**Exercise task:**
Determine how many lines of the records include "package", and answer with the number alone.

[A block of data]
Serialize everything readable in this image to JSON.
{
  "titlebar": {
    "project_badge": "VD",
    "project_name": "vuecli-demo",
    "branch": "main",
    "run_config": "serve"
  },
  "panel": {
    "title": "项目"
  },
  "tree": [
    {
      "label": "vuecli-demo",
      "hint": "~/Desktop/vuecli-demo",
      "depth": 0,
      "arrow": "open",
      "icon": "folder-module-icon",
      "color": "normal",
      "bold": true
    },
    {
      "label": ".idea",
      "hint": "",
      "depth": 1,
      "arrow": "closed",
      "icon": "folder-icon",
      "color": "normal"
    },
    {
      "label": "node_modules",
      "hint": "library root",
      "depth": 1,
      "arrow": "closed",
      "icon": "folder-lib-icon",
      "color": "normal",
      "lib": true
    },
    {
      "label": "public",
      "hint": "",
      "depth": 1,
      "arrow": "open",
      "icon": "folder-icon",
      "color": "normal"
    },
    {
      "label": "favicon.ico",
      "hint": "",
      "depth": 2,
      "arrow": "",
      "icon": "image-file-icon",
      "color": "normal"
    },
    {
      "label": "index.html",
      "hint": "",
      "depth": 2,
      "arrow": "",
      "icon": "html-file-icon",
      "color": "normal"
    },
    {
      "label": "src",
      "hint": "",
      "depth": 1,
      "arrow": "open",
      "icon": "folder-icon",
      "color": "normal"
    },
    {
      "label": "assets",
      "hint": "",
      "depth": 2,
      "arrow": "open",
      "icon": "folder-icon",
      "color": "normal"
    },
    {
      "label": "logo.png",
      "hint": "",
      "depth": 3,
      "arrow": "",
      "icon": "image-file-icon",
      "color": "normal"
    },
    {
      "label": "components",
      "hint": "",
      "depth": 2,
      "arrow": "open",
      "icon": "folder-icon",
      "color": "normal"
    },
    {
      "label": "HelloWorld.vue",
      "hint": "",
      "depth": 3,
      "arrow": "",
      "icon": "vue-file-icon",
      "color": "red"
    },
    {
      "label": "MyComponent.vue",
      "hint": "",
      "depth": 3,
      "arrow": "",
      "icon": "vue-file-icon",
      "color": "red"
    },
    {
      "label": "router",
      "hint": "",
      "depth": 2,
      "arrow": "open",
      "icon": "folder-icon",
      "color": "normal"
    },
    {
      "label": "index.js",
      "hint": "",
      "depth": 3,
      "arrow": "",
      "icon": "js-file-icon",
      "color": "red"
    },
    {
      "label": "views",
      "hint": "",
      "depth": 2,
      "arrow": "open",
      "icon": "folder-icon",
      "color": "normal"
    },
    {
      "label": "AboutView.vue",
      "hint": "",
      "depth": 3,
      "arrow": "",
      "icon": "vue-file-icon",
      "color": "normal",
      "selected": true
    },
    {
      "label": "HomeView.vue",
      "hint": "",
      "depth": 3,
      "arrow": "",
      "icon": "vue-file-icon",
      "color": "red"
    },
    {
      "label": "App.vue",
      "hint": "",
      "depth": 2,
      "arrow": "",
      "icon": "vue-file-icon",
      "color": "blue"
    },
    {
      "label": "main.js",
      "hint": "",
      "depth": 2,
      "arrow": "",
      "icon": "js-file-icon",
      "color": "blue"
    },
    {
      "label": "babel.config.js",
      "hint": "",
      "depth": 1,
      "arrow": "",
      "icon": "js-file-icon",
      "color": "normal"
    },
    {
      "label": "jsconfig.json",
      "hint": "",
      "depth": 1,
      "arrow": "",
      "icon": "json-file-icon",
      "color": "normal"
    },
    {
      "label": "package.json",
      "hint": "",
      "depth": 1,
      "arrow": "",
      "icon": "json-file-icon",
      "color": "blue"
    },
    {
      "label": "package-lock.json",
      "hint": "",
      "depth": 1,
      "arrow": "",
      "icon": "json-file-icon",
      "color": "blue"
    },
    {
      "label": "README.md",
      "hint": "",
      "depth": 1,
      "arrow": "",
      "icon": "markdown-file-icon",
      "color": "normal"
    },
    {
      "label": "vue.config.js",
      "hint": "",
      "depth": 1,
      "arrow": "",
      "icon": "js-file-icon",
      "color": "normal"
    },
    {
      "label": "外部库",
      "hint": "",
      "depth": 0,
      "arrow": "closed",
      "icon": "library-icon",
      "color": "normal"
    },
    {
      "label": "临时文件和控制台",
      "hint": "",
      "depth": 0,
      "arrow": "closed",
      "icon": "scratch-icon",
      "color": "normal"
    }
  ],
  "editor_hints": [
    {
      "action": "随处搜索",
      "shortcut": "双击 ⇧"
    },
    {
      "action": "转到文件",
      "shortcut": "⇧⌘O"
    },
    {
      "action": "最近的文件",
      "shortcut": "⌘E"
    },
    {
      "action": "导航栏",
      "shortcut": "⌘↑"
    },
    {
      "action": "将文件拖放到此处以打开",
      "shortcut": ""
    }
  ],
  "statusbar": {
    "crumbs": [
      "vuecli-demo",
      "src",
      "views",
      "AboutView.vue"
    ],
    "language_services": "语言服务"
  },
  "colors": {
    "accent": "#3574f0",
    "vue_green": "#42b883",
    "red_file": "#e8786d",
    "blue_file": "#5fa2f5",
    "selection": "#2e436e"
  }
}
---
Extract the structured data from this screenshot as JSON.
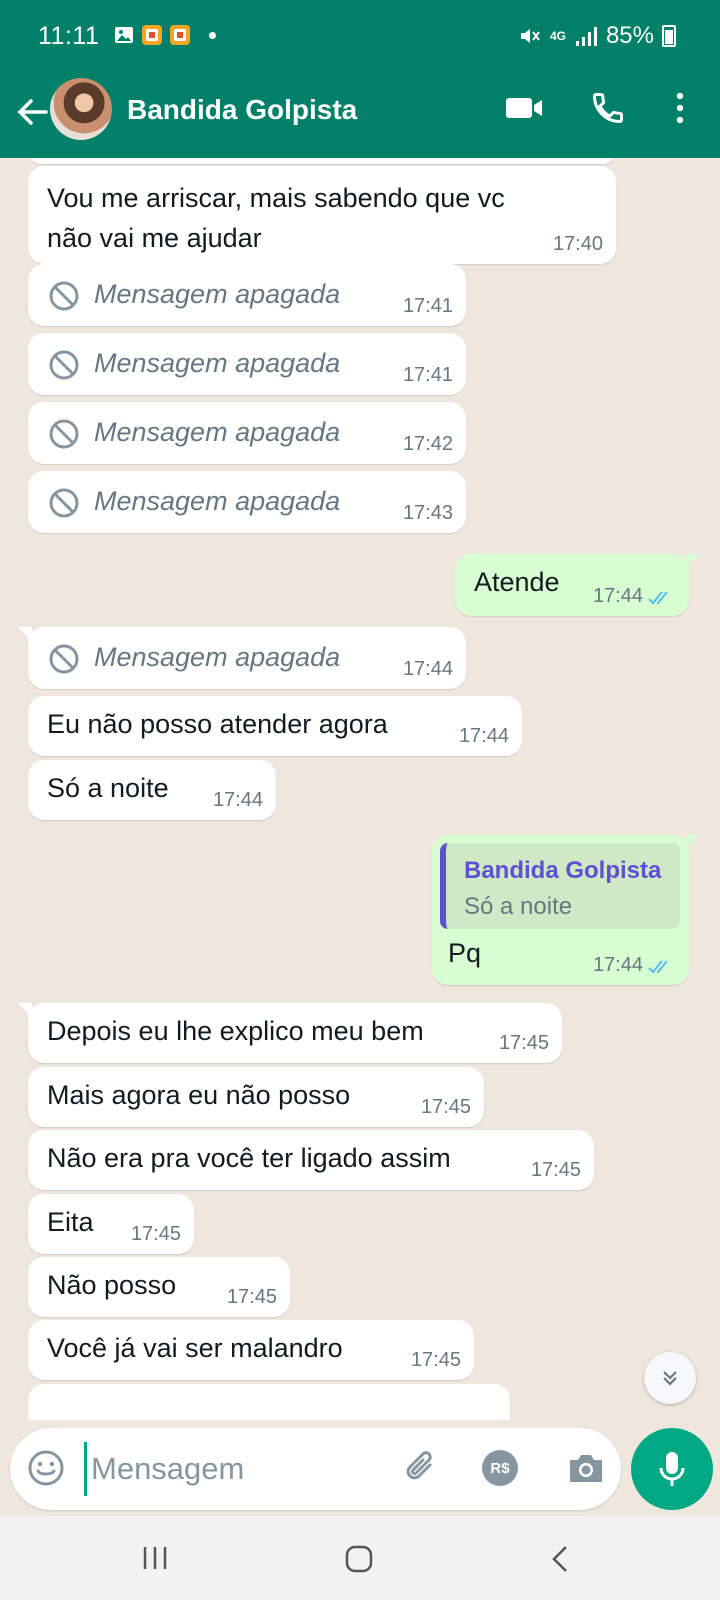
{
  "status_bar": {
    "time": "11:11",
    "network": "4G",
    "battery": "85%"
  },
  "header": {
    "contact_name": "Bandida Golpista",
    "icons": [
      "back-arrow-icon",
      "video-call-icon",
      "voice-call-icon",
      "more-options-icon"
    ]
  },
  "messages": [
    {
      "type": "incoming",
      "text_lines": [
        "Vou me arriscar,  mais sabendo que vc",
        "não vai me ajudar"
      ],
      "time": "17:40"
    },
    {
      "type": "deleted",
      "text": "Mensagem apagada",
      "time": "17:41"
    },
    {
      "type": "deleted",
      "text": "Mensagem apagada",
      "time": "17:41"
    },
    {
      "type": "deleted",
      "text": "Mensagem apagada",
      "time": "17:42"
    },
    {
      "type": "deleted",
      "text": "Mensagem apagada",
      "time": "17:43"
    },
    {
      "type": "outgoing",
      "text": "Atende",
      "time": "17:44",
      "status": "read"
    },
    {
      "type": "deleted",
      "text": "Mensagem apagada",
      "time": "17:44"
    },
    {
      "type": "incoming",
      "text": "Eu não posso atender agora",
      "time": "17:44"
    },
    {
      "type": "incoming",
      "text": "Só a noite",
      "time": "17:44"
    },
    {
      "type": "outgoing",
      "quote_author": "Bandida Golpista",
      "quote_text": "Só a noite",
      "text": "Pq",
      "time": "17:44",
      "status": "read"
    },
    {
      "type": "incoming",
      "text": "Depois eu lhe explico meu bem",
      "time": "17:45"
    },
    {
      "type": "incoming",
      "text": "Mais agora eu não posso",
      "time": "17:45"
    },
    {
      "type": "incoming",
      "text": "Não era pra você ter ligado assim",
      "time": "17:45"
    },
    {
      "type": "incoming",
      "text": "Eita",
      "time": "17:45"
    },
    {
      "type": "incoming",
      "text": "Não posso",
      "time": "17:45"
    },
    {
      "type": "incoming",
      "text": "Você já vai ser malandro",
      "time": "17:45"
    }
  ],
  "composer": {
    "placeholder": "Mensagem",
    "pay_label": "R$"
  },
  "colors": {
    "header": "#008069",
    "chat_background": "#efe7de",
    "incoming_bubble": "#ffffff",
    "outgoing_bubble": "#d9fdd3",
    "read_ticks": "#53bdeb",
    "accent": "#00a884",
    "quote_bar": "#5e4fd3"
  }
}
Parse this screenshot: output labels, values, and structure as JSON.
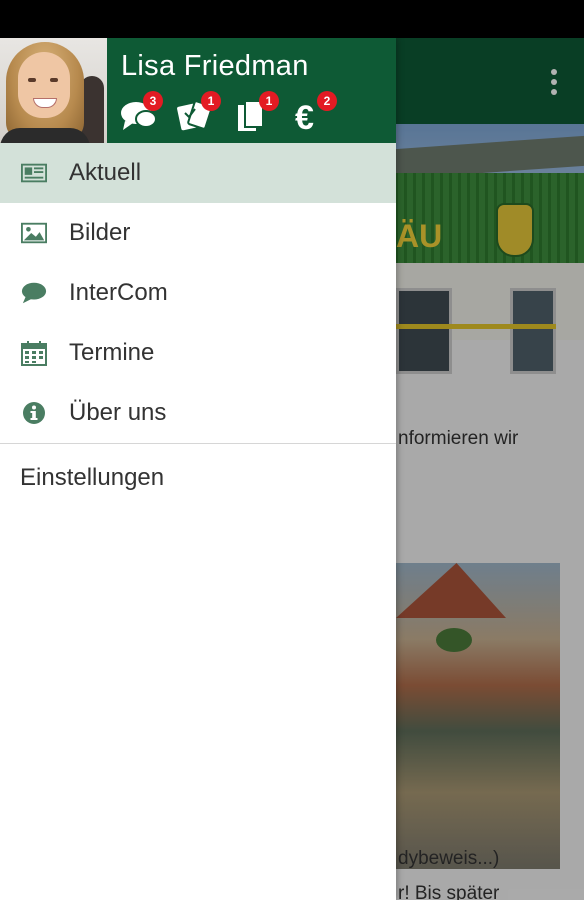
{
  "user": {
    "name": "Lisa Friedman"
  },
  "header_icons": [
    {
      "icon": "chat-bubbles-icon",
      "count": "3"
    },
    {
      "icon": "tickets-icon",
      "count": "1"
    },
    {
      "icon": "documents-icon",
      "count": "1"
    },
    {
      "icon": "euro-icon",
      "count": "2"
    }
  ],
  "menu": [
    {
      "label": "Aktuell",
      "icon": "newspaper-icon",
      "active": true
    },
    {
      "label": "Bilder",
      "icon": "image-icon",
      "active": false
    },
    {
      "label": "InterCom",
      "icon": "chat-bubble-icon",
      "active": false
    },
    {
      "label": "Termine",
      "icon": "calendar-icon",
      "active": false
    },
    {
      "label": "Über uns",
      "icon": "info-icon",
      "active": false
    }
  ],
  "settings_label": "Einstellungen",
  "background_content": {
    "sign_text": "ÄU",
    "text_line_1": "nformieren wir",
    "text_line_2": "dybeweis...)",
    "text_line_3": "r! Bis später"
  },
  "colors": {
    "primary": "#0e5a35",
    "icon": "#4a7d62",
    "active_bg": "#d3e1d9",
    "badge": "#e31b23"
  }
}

**Result below:**
2